***** GIVEN ENTRIES

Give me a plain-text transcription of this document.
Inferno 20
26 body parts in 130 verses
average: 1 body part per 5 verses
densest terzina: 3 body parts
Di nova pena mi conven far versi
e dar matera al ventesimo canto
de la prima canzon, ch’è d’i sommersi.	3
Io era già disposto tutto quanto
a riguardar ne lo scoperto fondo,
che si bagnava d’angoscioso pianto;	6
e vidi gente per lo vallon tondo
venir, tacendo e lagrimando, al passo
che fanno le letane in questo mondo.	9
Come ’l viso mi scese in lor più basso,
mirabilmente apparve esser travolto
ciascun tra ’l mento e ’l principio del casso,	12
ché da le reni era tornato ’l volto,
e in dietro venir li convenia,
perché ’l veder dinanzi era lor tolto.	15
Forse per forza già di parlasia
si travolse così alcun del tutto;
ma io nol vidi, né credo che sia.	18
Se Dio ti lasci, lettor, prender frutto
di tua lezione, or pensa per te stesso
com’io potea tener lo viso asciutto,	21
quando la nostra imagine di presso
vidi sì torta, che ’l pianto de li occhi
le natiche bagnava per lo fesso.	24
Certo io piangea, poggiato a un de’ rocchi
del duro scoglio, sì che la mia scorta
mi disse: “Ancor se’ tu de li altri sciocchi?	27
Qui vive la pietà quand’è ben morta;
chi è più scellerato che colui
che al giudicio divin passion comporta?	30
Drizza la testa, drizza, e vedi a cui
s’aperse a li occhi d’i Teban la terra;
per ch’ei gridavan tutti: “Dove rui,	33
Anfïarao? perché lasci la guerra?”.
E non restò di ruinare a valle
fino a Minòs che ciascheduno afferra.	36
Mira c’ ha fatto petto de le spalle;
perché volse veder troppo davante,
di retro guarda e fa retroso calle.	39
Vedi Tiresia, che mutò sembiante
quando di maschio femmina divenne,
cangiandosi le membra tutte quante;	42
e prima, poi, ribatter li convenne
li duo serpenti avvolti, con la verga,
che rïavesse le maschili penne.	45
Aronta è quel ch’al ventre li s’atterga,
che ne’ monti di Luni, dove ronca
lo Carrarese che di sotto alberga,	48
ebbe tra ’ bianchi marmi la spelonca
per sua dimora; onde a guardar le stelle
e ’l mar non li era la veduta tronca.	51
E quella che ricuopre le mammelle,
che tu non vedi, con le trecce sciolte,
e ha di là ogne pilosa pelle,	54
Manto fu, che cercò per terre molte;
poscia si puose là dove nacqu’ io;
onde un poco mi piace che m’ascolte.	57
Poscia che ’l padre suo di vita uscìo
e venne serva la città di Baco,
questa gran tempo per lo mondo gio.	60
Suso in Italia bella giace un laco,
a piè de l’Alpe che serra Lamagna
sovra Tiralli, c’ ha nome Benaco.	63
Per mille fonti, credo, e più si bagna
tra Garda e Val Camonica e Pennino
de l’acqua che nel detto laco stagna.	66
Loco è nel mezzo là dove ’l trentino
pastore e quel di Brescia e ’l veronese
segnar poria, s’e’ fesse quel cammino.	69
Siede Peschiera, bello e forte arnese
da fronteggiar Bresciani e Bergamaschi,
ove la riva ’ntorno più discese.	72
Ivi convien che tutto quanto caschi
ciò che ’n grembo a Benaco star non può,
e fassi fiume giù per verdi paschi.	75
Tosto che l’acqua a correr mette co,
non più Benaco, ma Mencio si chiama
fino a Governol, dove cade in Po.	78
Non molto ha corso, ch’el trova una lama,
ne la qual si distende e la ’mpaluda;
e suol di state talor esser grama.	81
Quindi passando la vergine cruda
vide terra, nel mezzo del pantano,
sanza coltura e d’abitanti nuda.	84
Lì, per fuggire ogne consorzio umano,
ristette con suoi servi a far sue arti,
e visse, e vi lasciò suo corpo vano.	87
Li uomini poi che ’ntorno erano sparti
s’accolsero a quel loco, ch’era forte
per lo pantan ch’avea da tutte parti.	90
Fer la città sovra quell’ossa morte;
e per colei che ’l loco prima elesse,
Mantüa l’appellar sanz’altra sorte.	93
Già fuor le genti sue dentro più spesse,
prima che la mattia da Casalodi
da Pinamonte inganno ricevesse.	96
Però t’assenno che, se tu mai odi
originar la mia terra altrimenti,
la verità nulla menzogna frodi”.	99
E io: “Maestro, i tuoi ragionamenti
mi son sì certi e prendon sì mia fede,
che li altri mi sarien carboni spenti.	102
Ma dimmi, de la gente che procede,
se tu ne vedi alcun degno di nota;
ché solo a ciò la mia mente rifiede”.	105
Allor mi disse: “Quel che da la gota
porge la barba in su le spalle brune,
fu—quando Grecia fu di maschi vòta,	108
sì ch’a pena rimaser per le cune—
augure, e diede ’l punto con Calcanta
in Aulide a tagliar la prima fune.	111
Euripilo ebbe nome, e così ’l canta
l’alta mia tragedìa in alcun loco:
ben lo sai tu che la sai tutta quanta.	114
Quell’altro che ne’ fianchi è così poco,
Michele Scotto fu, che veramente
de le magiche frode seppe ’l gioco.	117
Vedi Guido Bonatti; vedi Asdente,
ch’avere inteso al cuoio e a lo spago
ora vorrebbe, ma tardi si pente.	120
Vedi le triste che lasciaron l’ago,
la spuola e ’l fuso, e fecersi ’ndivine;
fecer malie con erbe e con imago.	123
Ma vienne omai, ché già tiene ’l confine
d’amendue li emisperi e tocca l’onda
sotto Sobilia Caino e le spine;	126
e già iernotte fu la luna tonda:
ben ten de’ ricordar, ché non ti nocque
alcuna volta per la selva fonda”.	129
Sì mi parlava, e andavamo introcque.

**********

## TASK DIRECTIONS
Report only how many lines in the records contain the word "quando".

## RESPONSE
3